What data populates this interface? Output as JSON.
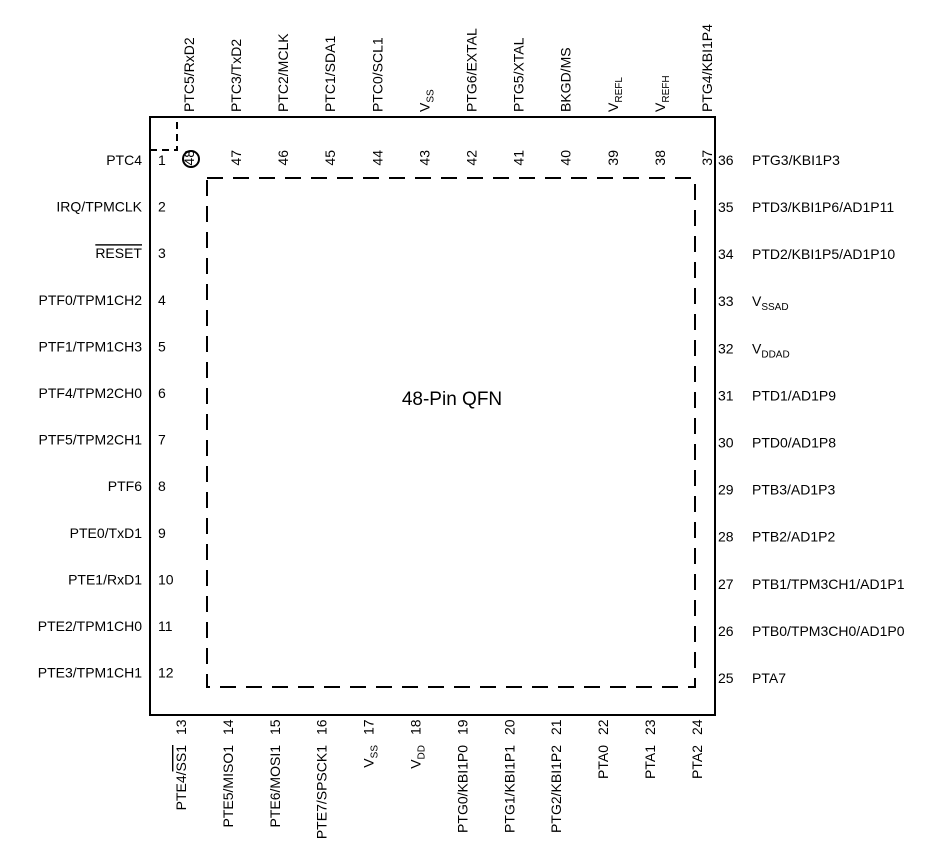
{
  "package_label": "48-Pin QFN",
  "pins_left": [
    {
      "num": "1",
      "name": "PTC4"
    },
    {
      "num": "2",
      "name": "IRQ/TPMCLK"
    },
    {
      "num": "3",
      "name": "RESET",
      "overline": true
    },
    {
      "num": "4",
      "name": "PTF0/TPM1CH2"
    },
    {
      "num": "5",
      "name": "PTF1/TPM1CH3"
    },
    {
      "num": "6",
      "name": "PTF4/TPM2CH0"
    },
    {
      "num": "7",
      "name": "PTF5/TPM2CH1"
    },
    {
      "num": "8",
      "name": "PTF6"
    },
    {
      "num": "9",
      "name": "PTE0/TxD1"
    },
    {
      "num": "10",
      "name": "PTE1/RxD1"
    },
    {
      "num": "11",
      "name": "PTE2/TPM1CH0"
    },
    {
      "num": "12",
      "name": "PTE3/TPM1CH1"
    }
  ],
  "pins_bottom": [
    {
      "num": "13",
      "name": "PTE4/",
      "name_overline": "SS1"
    },
    {
      "num": "14",
      "name": "PTE5/MISO1"
    },
    {
      "num": "15",
      "name": "PTE6/MOSI1"
    },
    {
      "num": "16",
      "name": "PTE7/SPSCK1"
    },
    {
      "num": "17",
      "name": "V",
      "sub": "SS"
    },
    {
      "num": "18",
      "name": "V",
      "sub": "DD"
    },
    {
      "num": "19",
      "name": "PTG0/KBI1P0"
    },
    {
      "num": "20",
      "name": "PTG1/KBI1P1"
    },
    {
      "num": "21",
      "name": "PTG2/KBI1P2"
    },
    {
      "num": "22",
      "name": "PTA0"
    },
    {
      "num": "23",
      "name": "PTA1"
    },
    {
      "num": "24",
      "name": "PTA2"
    }
  ],
  "pins_right": [
    {
      "num": "25",
      "name": "PTA7"
    },
    {
      "num": "26",
      "name": "PTB0/TPM3CH0/AD1P0"
    },
    {
      "num": "27",
      "name": "PTB1/TPM3CH1/AD1P1"
    },
    {
      "num": "28",
      "name": "PTB2/AD1P2"
    },
    {
      "num": "29",
      "name": "PTB3/AD1P3"
    },
    {
      "num": "30",
      "name": "PTD0/AD1P8"
    },
    {
      "num": "31",
      "name": "PTD1/AD1P9"
    },
    {
      "num": "32",
      "name": "V",
      "sub": "DDAD"
    },
    {
      "num": "33",
      "name": "V",
      "sub": "SSAD"
    },
    {
      "num": "34",
      "name": "PTD2/KBI1P5/AD1P10"
    },
    {
      "num": "35",
      "name": "PTD3/KBI1P6/AD1P11"
    },
    {
      "num": "36",
      "name": "PTG3/KBI1P3"
    }
  ],
  "pins_top": [
    {
      "num": "37",
      "name": "PTG4/KBI1P4"
    },
    {
      "num": "38",
      "name": "V",
      "sub": "REFH"
    },
    {
      "num": "39",
      "name": "V",
      "sub": "REFL"
    },
    {
      "num": "40",
      "name": "BKGD/MS"
    },
    {
      "num": "41",
      "name": "PTG5/XTAL"
    },
    {
      "num": "42",
      "name": "PTG6/EXTAL"
    },
    {
      "num": "43",
      "name": "V",
      "sub": "SS"
    },
    {
      "num": "44",
      "name": "PTC0/SCL1"
    },
    {
      "num": "45",
      "name": "PTC1/SDA1"
    },
    {
      "num": "46",
      "name": "PTC2/MCLK"
    },
    {
      "num": "47",
      "name": "PTC3/TxD2"
    },
    {
      "num": "48",
      "name": "PTC5/RxD2"
    }
  ]
}
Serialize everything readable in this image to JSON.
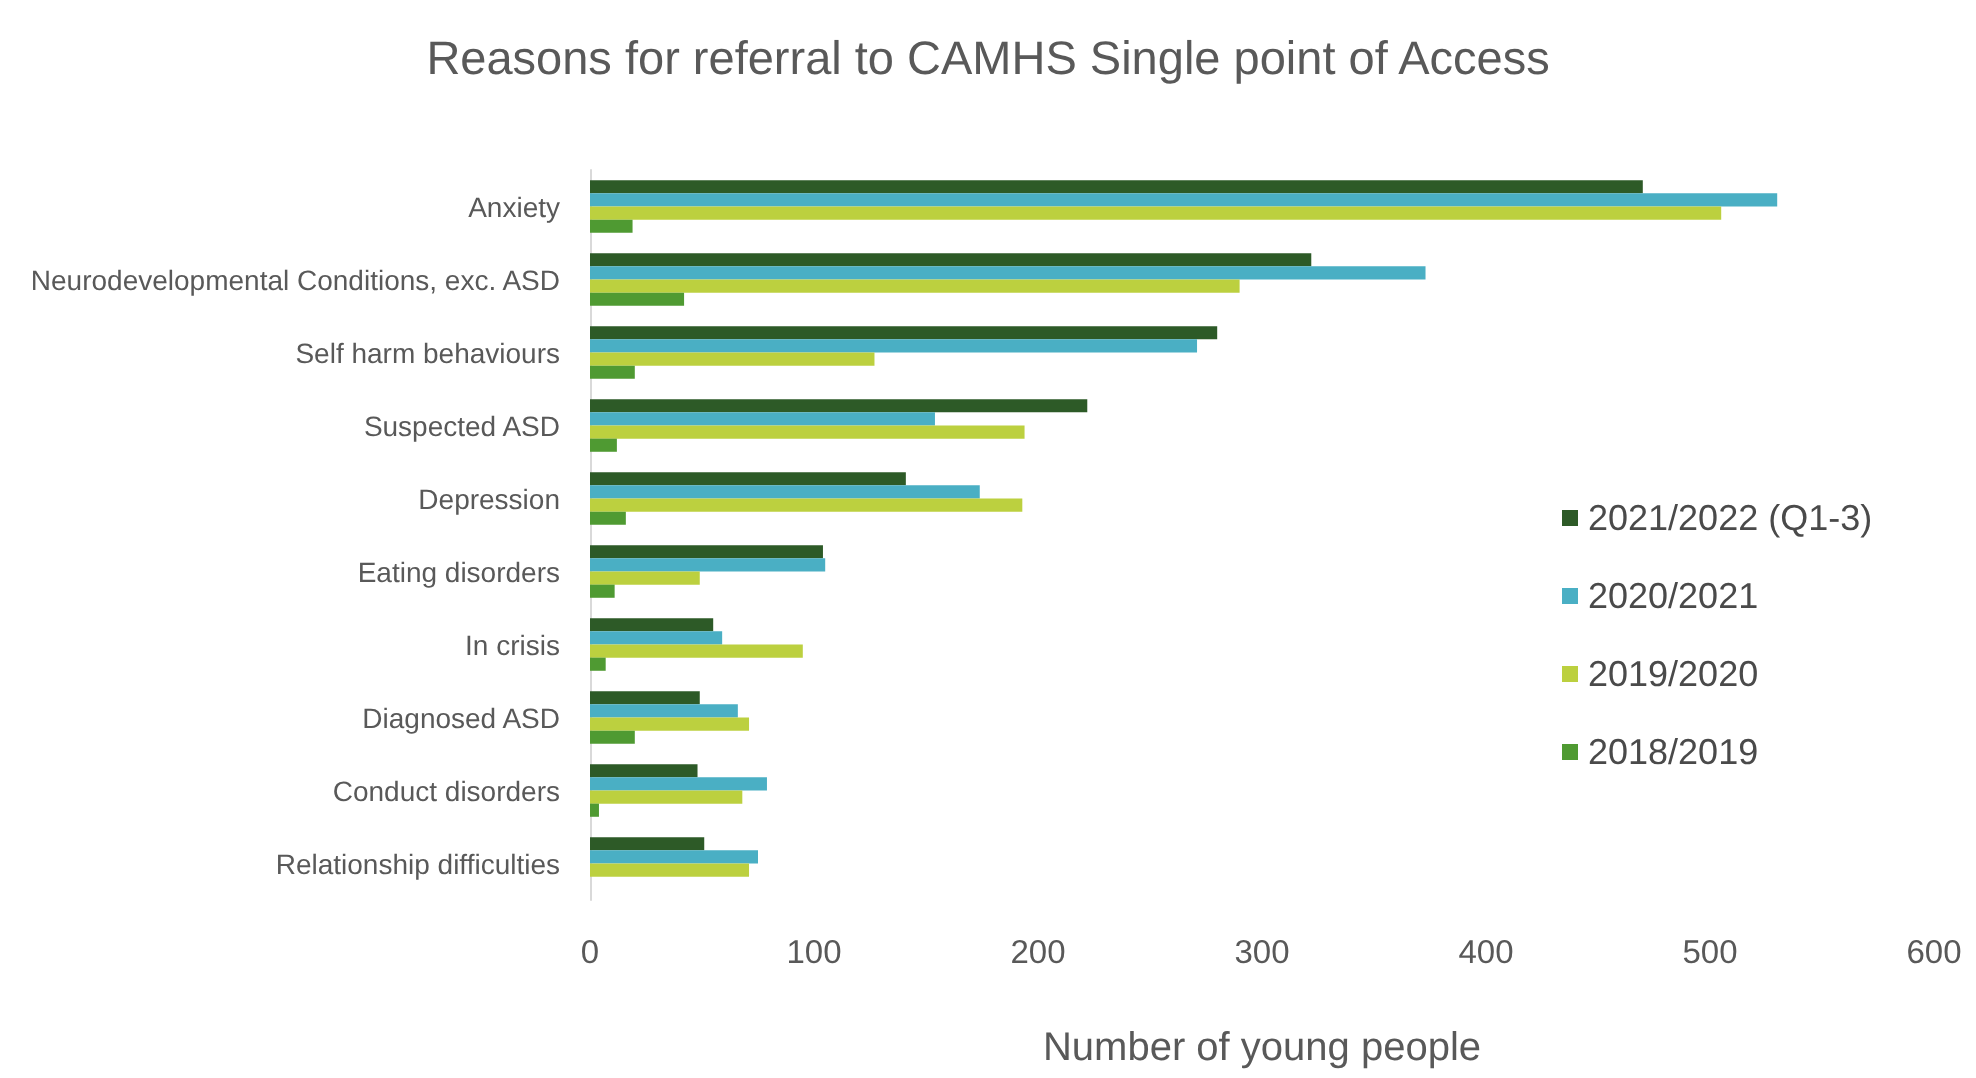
{
  "chart_data": {
    "type": "bar",
    "orientation": "horizontal",
    "title": "Reasons for referral to CAMHS Single point of Access",
    "xlabel": "Number of young people",
    "categories": [
      "Anxiety",
      "Neurodevelopmental Conditions, exc. ASD",
      "Self harm behaviours",
      "Suspected ASD",
      "Depression",
      "Eating disorders",
      "In crisis",
      "Diagnosed ASD",
      "Conduct disorders",
      "Relationship difficulties"
    ],
    "series": [
      {
        "name": "2021/2022 (Q1-3)",
        "color": "#2d5a27",
        "values": [
          470,
          322,
          280,
          222,
          141,
          104,
          55,
          49,
          48,
          51
        ]
      },
      {
        "name": "2020/2021",
        "color": "#4aafc4",
        "values": [
          530,
          373,
          271,
          154,
          174,
          105,
          59,
          66,
          79,
          75
        ]
      },
      {
        "name": "2019/2020",
        "color": "#bcd03f",
        "values": [
          505,
          290,
          127,
          194,
          193,
          49,
          95,
          71,
          68,
          71
        ]
      },
      {
        "name": "2018/2019",
        "color": "#4f9a32",
        "values": [
          19,
          42,
          20,
          12,
          16,
          11,
          7,
          20,
          4,
          null
        ]
      }
    ],
    "xlim": [
      0,
      600
    ],
    "xticks": [
      0,
      100,
      200,
      300,
      400,
      500,
      600
    ],
    "grid": false,
    "legend": "right"
  }
}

▸ **Instruction**
Make a list of all lines in the data that contain "color".

▸ **Worked answer**
        "color": "#2d5a27",
        "color": "#4aafc4",
        "color": "#bcd03f",
        "color": "#4f9a32",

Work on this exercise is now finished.